-- Given exercise --
Pull every line containing "test" out of the material below.

-- Data provided --
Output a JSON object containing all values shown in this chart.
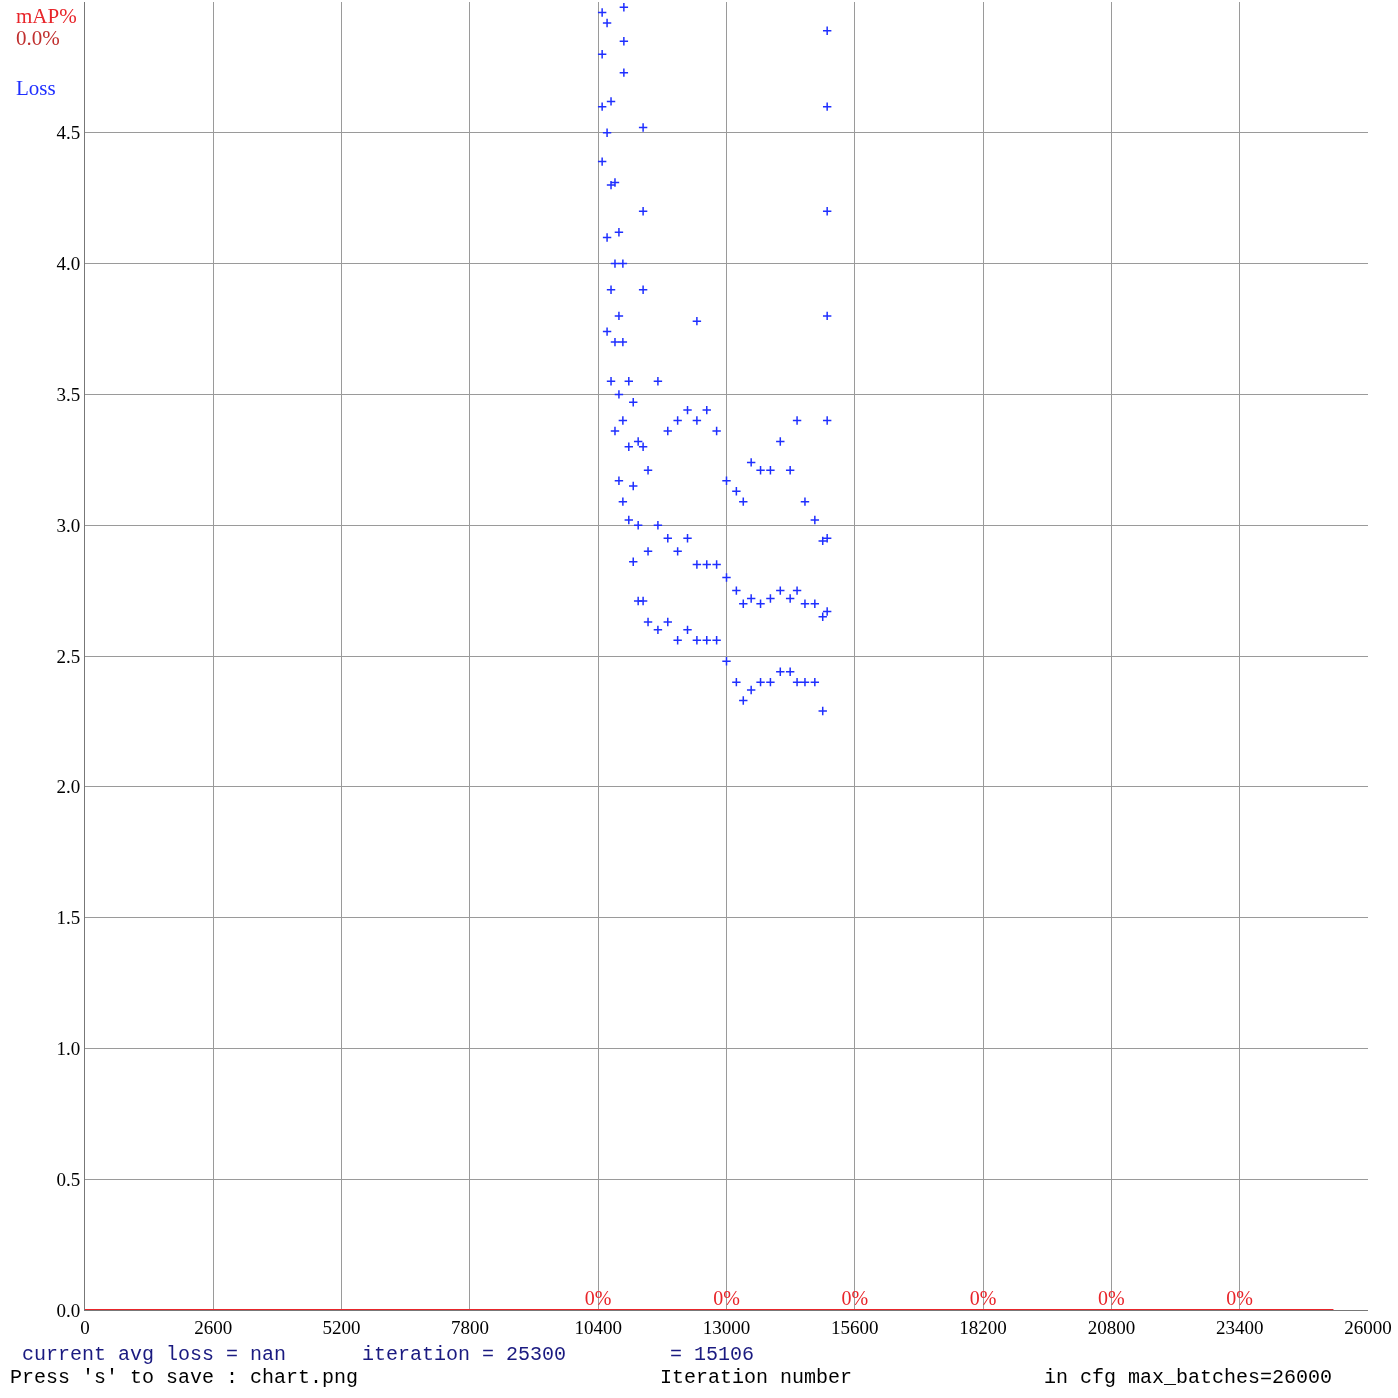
{
  "chart_data": {
    "type": "scatter",
    "xlabel": "Iteration number",
    "xlim": [
      0,
      26000
    ],
    "xticks": [
      0,
      2600,
      5200,
      7800,
      10400,
      13000,
      15600,
      18200,
      20800,
      23400,
      26000
    ],
    "ylim": [
      0,
      5
    ],
    "yticks": [
      {
        "value": 0,
        "label": "0.0"
      },
      {
        "value": 0.5,
        "label": "0.5"
      },
      {
        "value": 1,
        "label": "1.0"
      },
      {
        "value": 1.5,
        "label": "1.5"
      },
      {
        "value": 2,
        "label": "2.0"
      },
      {
        "value": 2.5,
        "label": "2.5"
      },
      {
        "value": 3,
        "label": "3.0"
      },
      {
        "value": 3.5,
        "label": "3.5"
      },
      {
        "value": 4,
        "label": "4.0"
      },
      {
        "value": 4.5,
        "label": "4.5"
      }
    ],
    "grid": true,
    "legend": false,
    "marker": "cross",
    "series": [
      {
        "name": "Loss",
        "color": "#1f2fff",
        "x": [
          10480,
          10480,
          10480,
          10480,
          10580,
          10580,
          10580,
          10580,
          10660,
          10660,
          10660,
          10660,
          10740,
          10740,
          10740,
          10740,
          10820,
          10820,
          10820,
          10820,
          10900,
          10900,
          10900,
          10900,
          10920,
          10920,
          10920,
          11020,
          11020,
          11020,
          11110,
          11110,
          11110,
          11210,
          11210,
          11210,
          11310,
          11310,
          11310,
          11310,
          11310,
          11410,
          11410,
          11410,
          11610,
          11610,
          11610,
          11810,
          11810,
          11810,
          12010,
          12010,
          12010,
          12210,
          12210,
          12210,
          12400,
          12400,
          12400,
          12400,
          12600,
          12600,
          12600,
          12800,
          12800,
          12800,
          13000,
          13000,
          13000,
          13200,
          13200,
          13200,
          13340,
          13340,
          13340,
          13500,
          13500,
          13500,
          13690,
          13690,
          13690,
          13890,
          13890,
          13890,
          14090,
          14090,
          14090,
          14290,
          14290,
          14290,
          14430,
          14430,
          14430,
          14590,
          14590,
          14590,
          14790,
          14790,
          14790,
          14950,
          14950,
          14950,
          15040,
          15040,
          15040,
          15040,
          15040,
          15040,
          15040
        ],
        "values": [
          4.96,
          4.8,
          4.6,
          4.39,
          4.92,
          4.5,
          4.1,
          3.74,
          4.62,
          4.3,
          3.9,
          3.55,
          4.31,
          4.0,
          3.7,
          3.36,
          4.12,
          3.8,
          3.5,
          3.17,
          4.0,
          3.7,
          3.4,
          3.09,
          4.98,
          4.85,
          4.73,
          3.55,
          3.3,
          3.02,
          3.47,
          3.15,
          2.86,
          3.32,
          3.0,
          2.71,
          4.52,
          4.2,
          3.9,
          3.3,
          2.71,
          3.21,
          2.9,
          2.63,
          3.55,
          3.0,
          2.6,
          3.36,
          2.95,
          2.63,
          3.4,
          2.9,
          2.56,
          3.44,
          2.95,
          2.6,
          3.78,
          3.4,
          2.85,
          2.56,
          3.44,
          2.85,
          2.56,
          3.36,
          2.85,
          2.56,
          3.17,
          2.8,
          2.48,
          3.13,
          2.75,
          2.4,
          3.09,
          2.7,
          2.33,
          3.24,
          2.72,
          2.37,
          3.21,
          2.7,
          2.4,
          3.21,
          2.72,
          2.4,
          3.32,
          2.75,
          2.44,
          3.21,
          2.72,
          2.44,
          3.4,
          2.75,
          2.4,
          3.09,
          2.7,
          2.4,
          3.02,
          2.7,
          2.4,
          2.94,
          2.65,
          2.29,
          4.89,
          4.6,
          4.2,
          3.8,
          3.4,
          2.95,
          2.67
        ]
      },
      {
        "name": "mAP%",
        "color": "#e8252a",
        "type": "line",
        "marker": "none",
        "x": [
          0,
          10400,
          13000,
          15600,
          18200,
          20800,
          23400,
          25300
        ],
        "values": [
          0,
          0,
          0,
          0,
          0,
          0,
          0,
          0
        ],
        "value_labels": [
          null,
          "0%",
          "0%",
          "0%",
          "0%",
          "0%",
          "0%",
          null
        ]
      }
    ],
    "annotations": [
      "0.0%",
      "current avg loss = nan",
      "iteration = 25300",
      "= 15106",
      "Press 's' to save : chart.png",
      "in cfg max_batches=26000"
    ]
  }
}
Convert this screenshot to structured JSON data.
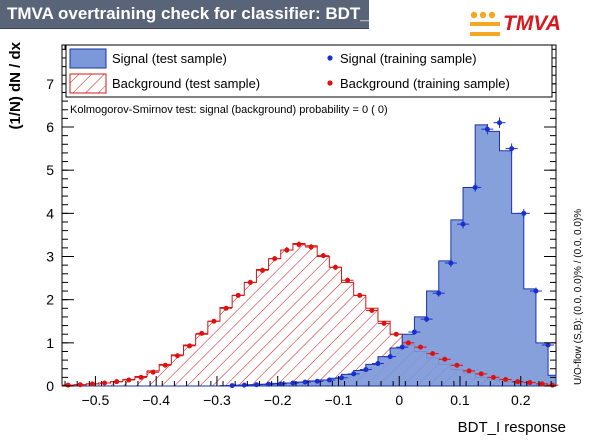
{
  "header": {
    "title": "TMVA overtraining check for classifier: BDT_I",
    "logo_text": "TMVA",
    "logo_accent": "#d8181c",
    "logo_dot_color": "#f5a623"
  },
  "chart_data": {
    "type": "histogram",
    "title": "TMVA overtraining check for classifier: BDT_I",
    "xlabel": "BDT_I response",
    "ylabel": "(1/N) dN / dx",
    "xlim": [
      -0.555,
      0.258
    ],
    "ylim": [
      0,
      7.9
    ],
    "x_ticks": [
      -0.5,
      -0.4,
      -0.3,
      -0.2,
      -0.1,
      0,
      0.1,
      0.2
    ],
    "x_tick_labels": [
      "−0.5",
      "−0.4",
      "−0.3",
      "−0.2",
      "−0.1",
      "0",
      "0.1",
      "0.2"
    ],
    "y_ticks": [
      0,
      1,
      2,
      3,
      4,
      5,
      6,
      7
    ],
    "y_tick_labels": [
      "0",
      "1",
      "2",
      "3",
      "4",
      "5",
      "6",
      "7"
    ],
    "bin_edges": [
      -0.555,
      -0.535,
      -0.515,
      -0.495,
      -0.475,
      -0.455,
      -0.435,
      -0.415,
      -0.395,
      -0.375,
      -0.355,
      -0.335,
      -0.315,
      -0.295,
      -0.275,
      -0.255,
      -0.235,
      -0.215,
      -0.195,
      -0.175,
      -0.155,
      -0.135,
      -0.115,
      -0.095,
      -0.075,
      -0.055,
      -0.035,
      -0.015,
      0.005,
      0.025,
      0.045,
      0.065,
      0.085,
      0.105,
      0.125,
      0.145,
      0.165,
      0.185,
      0.205,
      0.225,
      0.245,
      0.258
    ],
    "series": [
      {
        "name": "Signal (test sample)",
        "style": "filled histogram",
        "color": "#7b98d8",
        "line_color": "#1a36a8",
        "values": [
          0,
          0,
          0,
          0,
          0,
          0,
          0,
          0,
          0,
          0,
          0,
          0,
          0,
          0.01,
          0.02,
          0.03,
          0.04,
          0.06,
          0.07,
          0.09,
          0.12,
          0.14,
          0.18,
          0.27,
          0.36,
          0.5,
          0.68,
          0.88,
          1.2,
          1.6,
          2.2,
          2.9,
          3.85,
          4.6,
          6.05,
          5.9,
          5.45,
          4.0,
          2.25,
          1.0,
          0.25
        ]
      },
      {
        "name": "Background (test sample)",
        "style": "hatched histogram",
        "color": "#d01818",
        "values": [
          0.02,
          0.03,
          0.05,
          0.07,
          0.1,
          0.15,
          0.22,
          0.35,
          0.5,
          0.72,
          0.95,
          1.2,
          1.5,
          1.82,
          2.1,
          2.4,
          2.7,
          2.95,
          3.15,
          3.3,
          3.25,
          3.0,
          2.75,
          2.4,
          2.1,
          1.8,
          1.5,
          1.2,
          0.95,
          0.8,
          0.65,
          0.5,
          0.38,
          0.3,
          0.2,
          0.15,
          0.11,
          0.08,
          0.05,
          0.02,
          0.01
        ]
      },
      {
        "name": "Signal (training sample)",
        "style": "points with error bars",
        "color": "#1a2fd0",
        "x": [
          -0.275,
          -0.255,
          -0.235,
          -0.215,
          -0.195,
          -0.175,
          -0.155,
          -0.135,
          -0.115,
          -0.095,
          -0.075,
          -0.055,
          -0.035,
          -0.015,
          0.005,
          0.025,
          0.045,
          0.065,
          0.085,
          0.105,
          0.125,
          0.145,
          0.165,
          0.185,
          0.205,
          0.225,
          0.245
        ],
        "values": [
          0.01,
          0.02,
          0.03,
          0.04,
          0.05,
          0.07,
          0.09,
          0.11,
          0.14,
          0.19,
          0.28,
          0.38,
          0.52,
          0.68,
          0.9,
          1.25,
          1.55,
          2.15,
          2.85,
          3.75,
          4.6,
          5.95,
          6.1,
          5.5,
          4.0,
          2.2,
          0.95
        ],
        "errors": [
          0.01,
          0.01,
          0.01,
          0.01,
          0.01,
          0.02,
          0.02,
          0.02,
          0.02,
          0.03,
          0.03,
          0.04,
          0.04,
          0.05,
          0.05,
          0.06,
          0.07,
          0.08,
          0.09,
          0.1,
          0.1,
          0.12,
          0.12,
          0.12,
          0.1,
          0.08,
          0.05
        ]
      },
      {
        "name": "Background (training sample)",
        "style": "points with error bars",
        "color": "#e01010",
        "x": [
          -0.545,
          -0.525,
          -0.505,
          -0.485,
          -0.465,
          -0.445,
          -0.425,
          -0.405,
          -0.385,
          -0.365,
          -0.345,
          -0.325,
          -0.305,
          -0.285,
          -0.265,
          -0.245,
          -0.225,
          -0.205,
          -0.185,
          -0.165,
          -0.145,
          -0.125,
          -0.105,
          -0.085,
          -0.065,
          -0.045,
          -0.025,
          -0.005,
          0.015,
          0.035,
          0.055,
          0.075,
          0.095,
          0.115,
          0.135,
          0.155,
          0.175,
          0.195,
          0.215,
          0.235,
          0.252
        ],
        "values": [
          0.02,
          0.03,
          0.05,
          0.07,
          0.1,
          0.14,
          0.2,
          0.32,
          0.48,
          0.7,
          0.93,
          1.22,
          1.5,
          1.8,
          2.1,
          2.4,
          2.68,
          2.95,
          3.15,
          3.28,
          3.22,
          3.02,
          2.75,
          2.45,
          2.1,
          1.75,
          1.45,
          1.2,
          1.0,
          0.9,
          0.75,
          0.62,
          0.48,
          0.35,
          0.28,
          0.2,
          0.15,
          0.1,
          0.08,
          0.05,
          0.02
        ],
        "errors": [
          0.005,
          0.005,
          0.01,
          0.01,
          0.01,
          0.02,
          0.02,
          0.02,
          0.03,
          0.03,
          0.04,
          0.04,
          0.05,
          0.05,
          0.05,
          0.06,
          0.06,
          0.06,
          0.07,
          0.07,
          0.07,
          0.06,
          0.06,
          0.06,
          0.05,
          0.05,
          0.05,
          0.04,
          0.04,
          0.04,
          0.03,
          0.03,
          0.03,
          0.02,
          0.02,
          0.02,
          0.02,
          0.01,
          0.01,
          0.01,
          0.01
        ]
      }
    ],
    "legend": {
      "placement": "top",
      "entries": [
        "Signal (test sample)",
        "Background (test sample)",
        "Signal (training sample)",
        "Background (training sample)"
      ]
    },
    "ks_text": "Kolmogorov-Smirnov test: signal (background) probability =     0 (    0)",
    "overflow_text": "U/O-flow (S,B): (0.0, 0.0)% / (0.0, 0.0)%"
  }
}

-- Answer --
        "name": "Signal (test sample)",
        "name": "Background (test sample)",
        "Signal (test sample)",
        "Background (test sample)",
    "ks_text": "Kolmogorov-Smirnov test: signal (background) probability =     0 (    0)",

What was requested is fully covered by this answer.